Excerpt from a dataset:
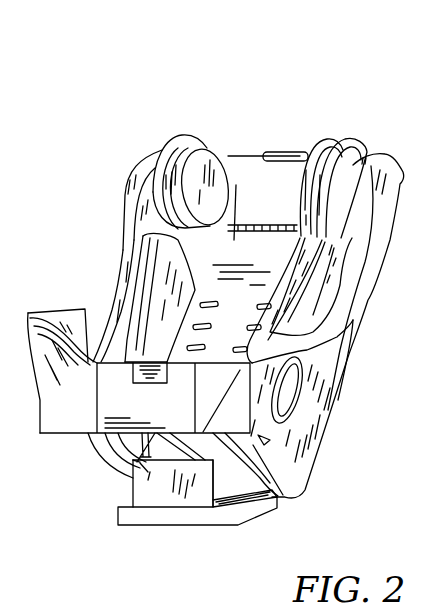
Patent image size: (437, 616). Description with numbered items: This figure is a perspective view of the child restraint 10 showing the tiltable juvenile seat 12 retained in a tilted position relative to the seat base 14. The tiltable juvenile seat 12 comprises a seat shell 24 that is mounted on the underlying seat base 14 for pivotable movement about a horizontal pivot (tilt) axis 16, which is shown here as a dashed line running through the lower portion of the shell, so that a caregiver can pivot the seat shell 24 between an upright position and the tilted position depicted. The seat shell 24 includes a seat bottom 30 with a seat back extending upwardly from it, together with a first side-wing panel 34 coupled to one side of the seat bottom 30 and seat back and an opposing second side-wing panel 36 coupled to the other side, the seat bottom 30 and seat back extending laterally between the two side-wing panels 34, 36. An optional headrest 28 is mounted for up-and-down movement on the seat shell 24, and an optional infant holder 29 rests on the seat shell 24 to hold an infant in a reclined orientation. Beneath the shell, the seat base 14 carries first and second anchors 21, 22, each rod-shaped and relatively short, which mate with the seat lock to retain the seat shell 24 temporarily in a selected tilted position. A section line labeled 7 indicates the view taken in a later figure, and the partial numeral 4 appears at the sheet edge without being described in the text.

The child restraint 10 is at (133, 107).
The seat (partial numeral) 4 is at (4, 157).
The section line 7- 7 is at (275, 125).
The tiltable juvenile seat 12 is at (337, 410).
The seat base 14 is at (117, 515).
The pivot (tilt) axis 16 is at (87, 450).
The first anchor 21 is at (135, 485).
The second anchor 22 is at (207, 473).
The seat shell 24 is at (343, 381).
The headrest 28 is at (238, 183).
The infant holder 29 is at (234, 250).
The seat bottom 30 is at (112, 340).
The first side-wing panel 34 is at (333, 326).
The second side-wing panel 36 is at (117, 273).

# WRITTEN EXERCISE
Rename "perspective view" to "oblique view" in the entries, starting at the first entry and ending at the line containing "The pivot (tilt) axis 16 is at (87, 450).", and give those lines again with all else unchanged. Leave the pictures out of your answer.

# CORRECT ANSWER
Patent image size: (437, 616). Description with numbered items: This figure is a oblique view of the child restraint 10 showing the tiltable juvenile seat 12 retained in a tilted position relative to the seat base 14. The tiltable juvenile seat 12 comprises a seat shell 24 that is mounted on the underlying seat base 14 for pivotable movement about a horizontal pivot (tilt) axis 16, which is shown here as a dashed line running through the lower portion of the shell, so that a caregiver can pivot the seat shell 24 between an upright position and the tilted position depicted. The seat shell 24 includes a seat bottom 30 with a seat back extending upwardly from it, together with a first side-wing panel 34 coupled to one side of the seat bottom 30 and seat back and an opposing second side-wing panel 36 coupled to the other side, the seat bottom 30 and seat back extending laterally between the two side-wing panels 34, 36. An optional headrest 28 is mounted for up-and-down movement on the seat shell 24, and an optional infant holder 29 rests on the seat shell 24 to hold an infant in a reclined orientation. Beneath the shell, the seat base 14 carries first and second anchors 21, 22, each rod-shaped and relatively short, which mate with the seat lock to retain the seat shell 24 temporarily in a selected tilted position. A section line labeled 7 indicates the view taken in a later figure, and the partial numeral 4 appears at the sheet edge without being described in the text.

The child restraint 10 is at (133, 107).
The seat (partial numeral) 4 is at (4, 157).
The section line 7- 7 is at (275, 125).
The tiltable juvenile seat 12 is at (337, 410).
The seat base 14 is at (117, 515).
The pivot (tilt) axis 16 is at (87, 450).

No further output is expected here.